Goal: Lines containing the word "text" are the ones to copy from the records below.

Exercise material:
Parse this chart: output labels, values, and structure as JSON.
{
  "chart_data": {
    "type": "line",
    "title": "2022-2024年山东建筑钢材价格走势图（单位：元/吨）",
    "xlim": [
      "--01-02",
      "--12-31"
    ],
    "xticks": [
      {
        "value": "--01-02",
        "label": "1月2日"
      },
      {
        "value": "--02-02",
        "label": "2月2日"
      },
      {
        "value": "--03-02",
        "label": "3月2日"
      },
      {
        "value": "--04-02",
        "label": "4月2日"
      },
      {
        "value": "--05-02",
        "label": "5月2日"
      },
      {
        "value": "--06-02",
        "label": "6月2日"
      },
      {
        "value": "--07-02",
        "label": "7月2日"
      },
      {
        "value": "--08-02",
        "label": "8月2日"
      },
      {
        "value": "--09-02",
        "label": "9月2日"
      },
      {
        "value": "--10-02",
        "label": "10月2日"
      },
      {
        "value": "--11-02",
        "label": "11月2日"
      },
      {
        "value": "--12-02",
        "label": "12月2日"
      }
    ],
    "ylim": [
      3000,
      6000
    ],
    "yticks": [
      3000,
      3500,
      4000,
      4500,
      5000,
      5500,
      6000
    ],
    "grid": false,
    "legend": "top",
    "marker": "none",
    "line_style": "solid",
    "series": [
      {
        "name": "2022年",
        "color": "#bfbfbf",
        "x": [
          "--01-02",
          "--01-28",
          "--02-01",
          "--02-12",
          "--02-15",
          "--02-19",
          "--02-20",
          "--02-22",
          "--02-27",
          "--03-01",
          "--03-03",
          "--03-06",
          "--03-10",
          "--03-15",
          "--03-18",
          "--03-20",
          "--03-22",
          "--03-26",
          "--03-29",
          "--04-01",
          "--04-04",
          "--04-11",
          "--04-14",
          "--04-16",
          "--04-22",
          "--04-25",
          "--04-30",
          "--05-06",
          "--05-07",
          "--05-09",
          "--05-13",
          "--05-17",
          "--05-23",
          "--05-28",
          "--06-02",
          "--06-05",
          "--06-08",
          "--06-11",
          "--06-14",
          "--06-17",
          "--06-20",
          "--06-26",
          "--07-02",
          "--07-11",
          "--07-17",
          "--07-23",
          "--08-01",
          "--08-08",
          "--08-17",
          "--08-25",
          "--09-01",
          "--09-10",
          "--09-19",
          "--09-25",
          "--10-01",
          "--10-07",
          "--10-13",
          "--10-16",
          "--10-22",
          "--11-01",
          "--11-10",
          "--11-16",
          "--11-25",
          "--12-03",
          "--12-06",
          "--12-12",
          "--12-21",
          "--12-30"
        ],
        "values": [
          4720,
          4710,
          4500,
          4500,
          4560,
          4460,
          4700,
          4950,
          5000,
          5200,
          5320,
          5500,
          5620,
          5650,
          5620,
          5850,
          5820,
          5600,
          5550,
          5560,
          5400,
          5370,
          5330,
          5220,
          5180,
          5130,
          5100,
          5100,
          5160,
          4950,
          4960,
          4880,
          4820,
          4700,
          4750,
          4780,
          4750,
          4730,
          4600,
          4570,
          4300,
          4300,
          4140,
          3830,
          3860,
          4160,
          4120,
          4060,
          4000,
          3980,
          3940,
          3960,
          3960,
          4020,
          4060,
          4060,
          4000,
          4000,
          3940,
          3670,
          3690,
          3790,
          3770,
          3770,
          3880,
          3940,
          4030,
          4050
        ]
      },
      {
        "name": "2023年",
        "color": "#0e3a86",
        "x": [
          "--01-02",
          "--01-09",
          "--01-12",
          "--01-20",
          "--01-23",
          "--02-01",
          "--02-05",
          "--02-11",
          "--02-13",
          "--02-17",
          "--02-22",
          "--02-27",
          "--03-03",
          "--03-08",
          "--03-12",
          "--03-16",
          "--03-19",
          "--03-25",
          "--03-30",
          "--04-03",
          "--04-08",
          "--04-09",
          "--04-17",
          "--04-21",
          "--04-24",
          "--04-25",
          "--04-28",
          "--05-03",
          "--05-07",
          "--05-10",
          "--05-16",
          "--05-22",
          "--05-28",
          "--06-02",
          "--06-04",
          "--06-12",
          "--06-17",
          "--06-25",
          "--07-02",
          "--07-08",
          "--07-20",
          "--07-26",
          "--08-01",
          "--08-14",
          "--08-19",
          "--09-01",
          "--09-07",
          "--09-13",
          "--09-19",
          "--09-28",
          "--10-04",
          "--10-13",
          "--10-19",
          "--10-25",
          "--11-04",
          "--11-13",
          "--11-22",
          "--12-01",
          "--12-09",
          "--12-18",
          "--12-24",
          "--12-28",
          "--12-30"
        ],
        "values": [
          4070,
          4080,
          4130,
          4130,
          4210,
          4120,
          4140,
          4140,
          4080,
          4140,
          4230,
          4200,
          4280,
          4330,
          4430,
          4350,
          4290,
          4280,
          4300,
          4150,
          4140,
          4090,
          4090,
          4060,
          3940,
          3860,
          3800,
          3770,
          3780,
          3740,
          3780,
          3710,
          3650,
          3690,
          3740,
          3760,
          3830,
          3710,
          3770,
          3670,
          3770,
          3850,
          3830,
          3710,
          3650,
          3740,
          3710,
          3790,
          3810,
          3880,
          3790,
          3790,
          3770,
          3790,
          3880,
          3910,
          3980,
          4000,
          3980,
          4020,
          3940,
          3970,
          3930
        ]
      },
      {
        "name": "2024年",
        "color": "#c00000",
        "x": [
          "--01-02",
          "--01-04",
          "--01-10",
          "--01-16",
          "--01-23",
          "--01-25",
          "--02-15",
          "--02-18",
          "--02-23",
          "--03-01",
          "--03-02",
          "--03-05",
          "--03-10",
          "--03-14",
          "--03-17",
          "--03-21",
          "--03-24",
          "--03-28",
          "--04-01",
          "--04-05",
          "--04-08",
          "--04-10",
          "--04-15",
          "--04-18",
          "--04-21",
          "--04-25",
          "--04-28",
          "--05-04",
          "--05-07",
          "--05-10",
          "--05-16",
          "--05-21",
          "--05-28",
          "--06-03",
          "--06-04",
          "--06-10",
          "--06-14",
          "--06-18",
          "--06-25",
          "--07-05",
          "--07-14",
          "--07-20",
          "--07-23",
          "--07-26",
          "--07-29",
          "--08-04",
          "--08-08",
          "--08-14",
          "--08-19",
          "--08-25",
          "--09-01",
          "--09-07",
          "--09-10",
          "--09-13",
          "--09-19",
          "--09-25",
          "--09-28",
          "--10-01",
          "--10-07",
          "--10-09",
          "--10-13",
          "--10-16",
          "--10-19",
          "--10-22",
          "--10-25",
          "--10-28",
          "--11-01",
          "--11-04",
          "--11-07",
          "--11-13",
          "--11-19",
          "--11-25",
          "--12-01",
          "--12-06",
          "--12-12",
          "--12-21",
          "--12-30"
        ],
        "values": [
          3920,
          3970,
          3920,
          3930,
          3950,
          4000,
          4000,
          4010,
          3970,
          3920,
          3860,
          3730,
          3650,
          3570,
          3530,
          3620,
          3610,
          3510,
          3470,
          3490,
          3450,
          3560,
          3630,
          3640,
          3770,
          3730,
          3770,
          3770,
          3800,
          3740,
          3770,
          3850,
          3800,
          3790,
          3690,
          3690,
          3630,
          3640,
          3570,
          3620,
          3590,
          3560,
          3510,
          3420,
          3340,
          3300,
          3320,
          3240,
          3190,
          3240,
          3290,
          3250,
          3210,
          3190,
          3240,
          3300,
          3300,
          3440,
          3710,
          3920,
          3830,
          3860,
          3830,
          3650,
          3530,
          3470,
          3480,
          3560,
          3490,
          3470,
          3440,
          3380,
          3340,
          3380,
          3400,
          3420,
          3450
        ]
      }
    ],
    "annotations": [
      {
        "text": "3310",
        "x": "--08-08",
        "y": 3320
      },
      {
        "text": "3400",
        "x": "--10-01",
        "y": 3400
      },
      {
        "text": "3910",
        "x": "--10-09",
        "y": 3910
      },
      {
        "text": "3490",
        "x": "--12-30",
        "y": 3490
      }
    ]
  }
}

Output:
        "text": "3310",
        "text": "3400",
        "text": "3910",
        "text": "3490",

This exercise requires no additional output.